Read through the data and report every line in which the word "screenshot" occurs.

#### DATA RECORDS:
******************************

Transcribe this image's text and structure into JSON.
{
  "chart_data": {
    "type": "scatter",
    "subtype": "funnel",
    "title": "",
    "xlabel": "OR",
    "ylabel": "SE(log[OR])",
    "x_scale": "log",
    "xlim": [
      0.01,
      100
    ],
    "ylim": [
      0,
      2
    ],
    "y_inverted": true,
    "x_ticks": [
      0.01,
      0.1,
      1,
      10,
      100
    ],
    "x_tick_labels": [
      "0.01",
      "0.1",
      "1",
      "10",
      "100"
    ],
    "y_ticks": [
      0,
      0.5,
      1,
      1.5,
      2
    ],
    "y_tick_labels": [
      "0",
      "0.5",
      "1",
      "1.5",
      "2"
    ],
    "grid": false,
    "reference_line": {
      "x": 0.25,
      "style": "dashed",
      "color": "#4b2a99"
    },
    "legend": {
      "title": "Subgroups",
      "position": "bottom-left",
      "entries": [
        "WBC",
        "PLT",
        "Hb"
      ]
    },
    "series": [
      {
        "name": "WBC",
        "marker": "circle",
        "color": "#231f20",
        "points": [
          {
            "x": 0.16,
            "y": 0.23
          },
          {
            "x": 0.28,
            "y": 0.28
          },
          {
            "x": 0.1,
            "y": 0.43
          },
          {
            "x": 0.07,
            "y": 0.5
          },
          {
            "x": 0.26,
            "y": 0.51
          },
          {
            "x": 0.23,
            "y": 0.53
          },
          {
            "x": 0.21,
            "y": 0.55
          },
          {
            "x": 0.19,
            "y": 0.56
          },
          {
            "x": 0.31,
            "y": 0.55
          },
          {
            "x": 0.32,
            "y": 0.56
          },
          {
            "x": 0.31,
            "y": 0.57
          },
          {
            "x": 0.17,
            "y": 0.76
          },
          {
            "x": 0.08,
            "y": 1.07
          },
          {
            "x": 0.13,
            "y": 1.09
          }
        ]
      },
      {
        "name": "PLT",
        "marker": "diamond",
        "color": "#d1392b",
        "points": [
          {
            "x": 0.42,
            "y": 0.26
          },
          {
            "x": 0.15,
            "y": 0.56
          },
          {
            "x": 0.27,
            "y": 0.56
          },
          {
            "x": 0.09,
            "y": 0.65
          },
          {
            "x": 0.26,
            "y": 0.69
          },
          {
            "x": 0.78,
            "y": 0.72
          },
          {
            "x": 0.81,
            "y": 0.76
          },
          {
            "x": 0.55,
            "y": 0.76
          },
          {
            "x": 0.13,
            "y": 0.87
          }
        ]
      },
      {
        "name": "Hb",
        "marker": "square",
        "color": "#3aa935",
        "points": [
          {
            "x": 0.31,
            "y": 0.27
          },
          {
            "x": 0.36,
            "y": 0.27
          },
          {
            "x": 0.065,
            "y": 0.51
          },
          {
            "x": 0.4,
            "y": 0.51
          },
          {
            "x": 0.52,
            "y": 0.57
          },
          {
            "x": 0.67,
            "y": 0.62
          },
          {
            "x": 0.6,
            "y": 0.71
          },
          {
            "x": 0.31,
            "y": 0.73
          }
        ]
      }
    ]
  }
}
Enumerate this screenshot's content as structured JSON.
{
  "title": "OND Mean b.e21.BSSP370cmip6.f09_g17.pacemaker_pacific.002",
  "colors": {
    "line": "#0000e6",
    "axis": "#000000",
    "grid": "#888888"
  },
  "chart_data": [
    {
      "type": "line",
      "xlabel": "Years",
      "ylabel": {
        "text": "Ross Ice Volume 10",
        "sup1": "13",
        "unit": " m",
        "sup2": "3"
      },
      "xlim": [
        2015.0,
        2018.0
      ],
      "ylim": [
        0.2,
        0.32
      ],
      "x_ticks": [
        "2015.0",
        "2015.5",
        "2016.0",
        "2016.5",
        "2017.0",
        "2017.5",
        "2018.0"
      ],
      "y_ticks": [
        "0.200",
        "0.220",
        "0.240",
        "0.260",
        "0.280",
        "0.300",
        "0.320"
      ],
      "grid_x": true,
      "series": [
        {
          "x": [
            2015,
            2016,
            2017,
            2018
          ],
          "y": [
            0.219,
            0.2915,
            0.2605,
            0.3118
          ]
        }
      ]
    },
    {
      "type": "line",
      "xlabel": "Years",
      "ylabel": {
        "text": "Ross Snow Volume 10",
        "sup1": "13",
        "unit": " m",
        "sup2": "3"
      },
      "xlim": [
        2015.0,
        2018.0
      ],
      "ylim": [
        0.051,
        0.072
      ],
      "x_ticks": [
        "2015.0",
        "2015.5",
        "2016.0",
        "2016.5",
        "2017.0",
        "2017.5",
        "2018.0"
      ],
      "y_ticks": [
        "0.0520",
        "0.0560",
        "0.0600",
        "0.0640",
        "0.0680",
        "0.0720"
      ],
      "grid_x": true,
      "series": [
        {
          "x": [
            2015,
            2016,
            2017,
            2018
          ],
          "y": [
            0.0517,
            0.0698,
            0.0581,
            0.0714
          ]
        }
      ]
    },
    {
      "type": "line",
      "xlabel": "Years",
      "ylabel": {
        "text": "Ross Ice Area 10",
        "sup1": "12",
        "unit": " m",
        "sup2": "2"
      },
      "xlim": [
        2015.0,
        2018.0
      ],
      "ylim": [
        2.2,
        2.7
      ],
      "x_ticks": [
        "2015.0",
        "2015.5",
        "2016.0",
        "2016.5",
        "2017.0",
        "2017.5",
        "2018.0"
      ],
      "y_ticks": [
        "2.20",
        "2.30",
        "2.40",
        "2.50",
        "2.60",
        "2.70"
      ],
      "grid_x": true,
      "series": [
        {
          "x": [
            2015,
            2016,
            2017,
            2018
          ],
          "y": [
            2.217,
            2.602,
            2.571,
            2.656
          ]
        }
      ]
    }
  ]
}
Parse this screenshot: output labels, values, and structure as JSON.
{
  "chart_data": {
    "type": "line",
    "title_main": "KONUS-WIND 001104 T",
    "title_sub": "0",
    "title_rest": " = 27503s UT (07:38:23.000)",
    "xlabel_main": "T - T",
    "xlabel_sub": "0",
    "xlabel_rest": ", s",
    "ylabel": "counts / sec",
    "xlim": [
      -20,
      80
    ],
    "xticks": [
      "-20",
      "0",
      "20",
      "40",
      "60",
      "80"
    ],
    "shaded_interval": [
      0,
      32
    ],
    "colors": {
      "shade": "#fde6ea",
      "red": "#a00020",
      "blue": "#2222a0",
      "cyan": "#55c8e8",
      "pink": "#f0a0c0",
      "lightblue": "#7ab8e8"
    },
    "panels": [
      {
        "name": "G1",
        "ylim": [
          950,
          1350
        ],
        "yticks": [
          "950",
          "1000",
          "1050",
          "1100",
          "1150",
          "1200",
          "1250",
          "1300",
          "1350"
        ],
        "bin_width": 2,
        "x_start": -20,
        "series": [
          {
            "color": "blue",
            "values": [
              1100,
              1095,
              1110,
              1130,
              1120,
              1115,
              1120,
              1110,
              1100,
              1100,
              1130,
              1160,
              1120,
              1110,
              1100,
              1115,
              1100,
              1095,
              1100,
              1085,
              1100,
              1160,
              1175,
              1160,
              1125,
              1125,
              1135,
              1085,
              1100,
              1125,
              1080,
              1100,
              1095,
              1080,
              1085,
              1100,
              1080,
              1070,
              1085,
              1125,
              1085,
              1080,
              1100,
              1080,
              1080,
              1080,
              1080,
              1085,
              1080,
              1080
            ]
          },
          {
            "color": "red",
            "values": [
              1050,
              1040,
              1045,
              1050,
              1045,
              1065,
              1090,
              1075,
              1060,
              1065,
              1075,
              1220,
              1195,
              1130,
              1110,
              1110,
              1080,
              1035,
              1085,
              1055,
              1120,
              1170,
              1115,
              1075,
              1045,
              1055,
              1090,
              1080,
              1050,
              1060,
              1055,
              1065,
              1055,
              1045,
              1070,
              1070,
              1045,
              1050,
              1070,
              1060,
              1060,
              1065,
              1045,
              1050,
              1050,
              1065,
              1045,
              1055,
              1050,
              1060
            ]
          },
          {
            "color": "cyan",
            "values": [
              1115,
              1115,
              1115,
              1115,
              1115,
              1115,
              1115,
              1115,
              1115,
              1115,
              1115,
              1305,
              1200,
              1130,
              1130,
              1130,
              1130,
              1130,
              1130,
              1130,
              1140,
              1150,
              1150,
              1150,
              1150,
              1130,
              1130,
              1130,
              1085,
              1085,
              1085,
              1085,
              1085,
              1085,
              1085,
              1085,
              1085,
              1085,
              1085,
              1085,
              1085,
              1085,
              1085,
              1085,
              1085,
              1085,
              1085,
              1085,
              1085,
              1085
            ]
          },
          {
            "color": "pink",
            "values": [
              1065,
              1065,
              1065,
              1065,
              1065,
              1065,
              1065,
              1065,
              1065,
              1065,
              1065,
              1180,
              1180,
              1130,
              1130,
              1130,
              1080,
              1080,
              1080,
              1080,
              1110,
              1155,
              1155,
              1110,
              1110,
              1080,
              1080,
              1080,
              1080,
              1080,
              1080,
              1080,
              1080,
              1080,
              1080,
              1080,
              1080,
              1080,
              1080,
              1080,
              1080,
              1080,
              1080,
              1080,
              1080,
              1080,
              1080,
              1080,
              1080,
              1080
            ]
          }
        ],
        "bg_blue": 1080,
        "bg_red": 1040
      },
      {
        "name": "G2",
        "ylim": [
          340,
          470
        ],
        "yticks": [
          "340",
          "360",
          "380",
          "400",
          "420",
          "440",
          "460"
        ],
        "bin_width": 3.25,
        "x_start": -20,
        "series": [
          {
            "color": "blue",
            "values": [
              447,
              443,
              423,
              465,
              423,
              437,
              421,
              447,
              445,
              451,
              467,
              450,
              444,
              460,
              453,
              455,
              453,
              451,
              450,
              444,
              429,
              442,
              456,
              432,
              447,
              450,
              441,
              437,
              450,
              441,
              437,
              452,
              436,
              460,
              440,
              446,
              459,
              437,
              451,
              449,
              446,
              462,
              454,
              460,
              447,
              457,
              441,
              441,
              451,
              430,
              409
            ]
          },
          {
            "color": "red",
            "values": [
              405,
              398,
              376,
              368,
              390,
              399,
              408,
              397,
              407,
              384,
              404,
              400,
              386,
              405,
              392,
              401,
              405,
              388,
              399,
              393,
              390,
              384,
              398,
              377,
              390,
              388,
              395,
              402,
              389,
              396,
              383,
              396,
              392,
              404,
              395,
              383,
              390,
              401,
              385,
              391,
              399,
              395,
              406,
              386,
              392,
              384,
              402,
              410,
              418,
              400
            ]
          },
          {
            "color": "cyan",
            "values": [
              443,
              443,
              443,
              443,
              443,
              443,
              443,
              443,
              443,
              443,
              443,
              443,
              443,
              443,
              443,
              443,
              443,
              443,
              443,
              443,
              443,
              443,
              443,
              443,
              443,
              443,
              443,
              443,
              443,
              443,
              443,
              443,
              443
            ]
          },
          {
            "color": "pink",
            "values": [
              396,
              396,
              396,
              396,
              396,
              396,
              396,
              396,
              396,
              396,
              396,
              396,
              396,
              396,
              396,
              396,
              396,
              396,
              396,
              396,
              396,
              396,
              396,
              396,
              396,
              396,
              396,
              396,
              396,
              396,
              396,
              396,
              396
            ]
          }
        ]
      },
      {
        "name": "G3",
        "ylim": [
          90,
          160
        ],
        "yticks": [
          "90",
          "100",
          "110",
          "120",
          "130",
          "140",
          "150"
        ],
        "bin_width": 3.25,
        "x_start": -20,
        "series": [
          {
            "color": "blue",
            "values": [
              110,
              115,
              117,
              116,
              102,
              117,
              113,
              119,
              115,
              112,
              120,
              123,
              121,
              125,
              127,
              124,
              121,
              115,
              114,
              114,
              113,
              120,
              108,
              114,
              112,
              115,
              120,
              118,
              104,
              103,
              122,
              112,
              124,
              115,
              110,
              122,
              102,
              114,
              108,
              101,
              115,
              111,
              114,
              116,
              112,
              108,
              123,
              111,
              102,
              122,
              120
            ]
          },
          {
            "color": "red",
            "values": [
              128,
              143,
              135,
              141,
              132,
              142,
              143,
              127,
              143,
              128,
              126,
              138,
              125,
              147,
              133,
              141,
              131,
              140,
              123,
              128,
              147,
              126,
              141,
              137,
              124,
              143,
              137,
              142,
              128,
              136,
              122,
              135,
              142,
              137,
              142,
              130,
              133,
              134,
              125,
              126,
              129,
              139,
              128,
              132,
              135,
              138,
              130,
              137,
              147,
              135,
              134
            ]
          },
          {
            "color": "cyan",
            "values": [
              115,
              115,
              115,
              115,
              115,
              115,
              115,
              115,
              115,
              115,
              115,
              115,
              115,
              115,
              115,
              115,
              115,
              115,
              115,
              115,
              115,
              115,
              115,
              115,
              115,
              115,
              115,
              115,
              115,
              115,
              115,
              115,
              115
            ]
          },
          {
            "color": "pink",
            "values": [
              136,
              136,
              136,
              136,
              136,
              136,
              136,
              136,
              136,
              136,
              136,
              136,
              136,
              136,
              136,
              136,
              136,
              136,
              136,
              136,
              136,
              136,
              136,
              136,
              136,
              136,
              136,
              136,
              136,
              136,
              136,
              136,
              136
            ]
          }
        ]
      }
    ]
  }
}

******************************

#### SOLUTION TO THIS TASK:
Enumerate this screenshot's content as structured JSON.
Parse this screenshot: output labels, values, and structure as JSON.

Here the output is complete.